-- THE REQUEST --
For this exercise, copy out each line of the material below that includes "temporal".

>> Start

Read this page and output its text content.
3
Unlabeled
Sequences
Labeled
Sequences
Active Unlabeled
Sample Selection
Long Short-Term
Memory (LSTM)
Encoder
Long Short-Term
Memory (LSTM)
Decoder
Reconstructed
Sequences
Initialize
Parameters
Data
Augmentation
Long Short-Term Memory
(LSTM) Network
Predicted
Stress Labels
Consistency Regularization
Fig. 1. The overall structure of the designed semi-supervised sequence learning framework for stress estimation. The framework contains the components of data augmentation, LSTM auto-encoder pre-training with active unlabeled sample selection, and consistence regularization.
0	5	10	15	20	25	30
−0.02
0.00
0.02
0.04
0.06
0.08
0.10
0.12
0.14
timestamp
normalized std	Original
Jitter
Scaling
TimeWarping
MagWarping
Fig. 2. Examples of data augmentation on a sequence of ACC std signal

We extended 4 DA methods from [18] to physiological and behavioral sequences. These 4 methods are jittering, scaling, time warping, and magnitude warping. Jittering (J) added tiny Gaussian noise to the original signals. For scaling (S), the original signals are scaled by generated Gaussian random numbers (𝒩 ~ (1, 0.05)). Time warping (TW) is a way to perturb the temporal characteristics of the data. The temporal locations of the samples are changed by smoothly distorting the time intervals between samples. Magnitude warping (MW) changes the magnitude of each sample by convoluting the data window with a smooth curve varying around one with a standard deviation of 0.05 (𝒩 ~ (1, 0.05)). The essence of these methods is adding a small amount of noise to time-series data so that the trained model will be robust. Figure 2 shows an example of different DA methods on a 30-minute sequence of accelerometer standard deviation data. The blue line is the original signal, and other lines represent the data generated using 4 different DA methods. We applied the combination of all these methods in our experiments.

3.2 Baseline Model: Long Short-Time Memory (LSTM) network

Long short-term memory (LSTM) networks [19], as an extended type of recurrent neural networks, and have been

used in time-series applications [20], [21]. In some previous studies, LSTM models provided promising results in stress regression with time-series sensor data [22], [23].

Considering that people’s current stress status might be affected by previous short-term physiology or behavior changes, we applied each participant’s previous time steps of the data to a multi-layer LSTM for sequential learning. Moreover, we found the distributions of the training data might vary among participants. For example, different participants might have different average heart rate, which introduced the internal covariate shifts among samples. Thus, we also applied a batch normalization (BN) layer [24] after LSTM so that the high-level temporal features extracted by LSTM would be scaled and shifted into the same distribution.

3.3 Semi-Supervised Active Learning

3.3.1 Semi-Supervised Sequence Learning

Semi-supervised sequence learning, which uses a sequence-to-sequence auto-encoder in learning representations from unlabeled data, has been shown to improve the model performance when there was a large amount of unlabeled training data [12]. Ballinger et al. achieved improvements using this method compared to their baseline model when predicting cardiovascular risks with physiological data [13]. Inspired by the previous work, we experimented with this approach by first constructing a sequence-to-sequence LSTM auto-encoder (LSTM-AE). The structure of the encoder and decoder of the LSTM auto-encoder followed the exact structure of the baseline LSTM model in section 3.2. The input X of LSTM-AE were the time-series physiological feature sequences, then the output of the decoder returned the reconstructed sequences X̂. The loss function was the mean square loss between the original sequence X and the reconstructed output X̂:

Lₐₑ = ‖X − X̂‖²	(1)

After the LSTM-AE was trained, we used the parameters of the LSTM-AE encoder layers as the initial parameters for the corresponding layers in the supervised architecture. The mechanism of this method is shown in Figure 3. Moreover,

>> End

-- ANSWER TO THIS PROBLEM --
We extended 4 DA methods from [18] to physiological and behavioral sequences. These 4 methods are jittering, scaling, time warping, and magnitude warping. Jittering (J) added tiny Gaussian noise to the original signals. For scaling (S), the original signals are scaled by generated Gaussian random numbers (𝒩 ~ (1, 0.05)). Time warping (TW) is a way to perturb the temporal characteristics of the data. The temporal locations of the samples are changed by smoothly distorting the time intervals between samples. Magnitude warping (MW) changes the magnitude of each sample by convoluting the data window with a smooth curve varying around one with a standard deviation of 0.05 (𝒩 ~ (1, 0.05)). The essence of these methods is adding a small amount of noise to time-series data so that the trained model will be robust. Figure 2 shows an example of different DA methods on a 30-minute sequence of accelerometer standard deviation data. The blue line is the original signal, and other lines represent the data generated using 4 different DA methods. We applied the combination of all these methods in our experiments.
Considering that people’s current stress status might be affected by previous short-term physiology or behavior changes, we applied each participant’s previous time steps of the data to a multi-layer LSTM for sequential learning. Moreover, we found the distributions of the training data might vary among participants. For example, different participants might have different average heart rate, which introduced the internal covariate shifts among samples. Thus, we also applied a batch normalization (BN) layer [24] after LSTM so that the high-level temporal features extracted by LSTM would be scaled and shifted into the same distribution.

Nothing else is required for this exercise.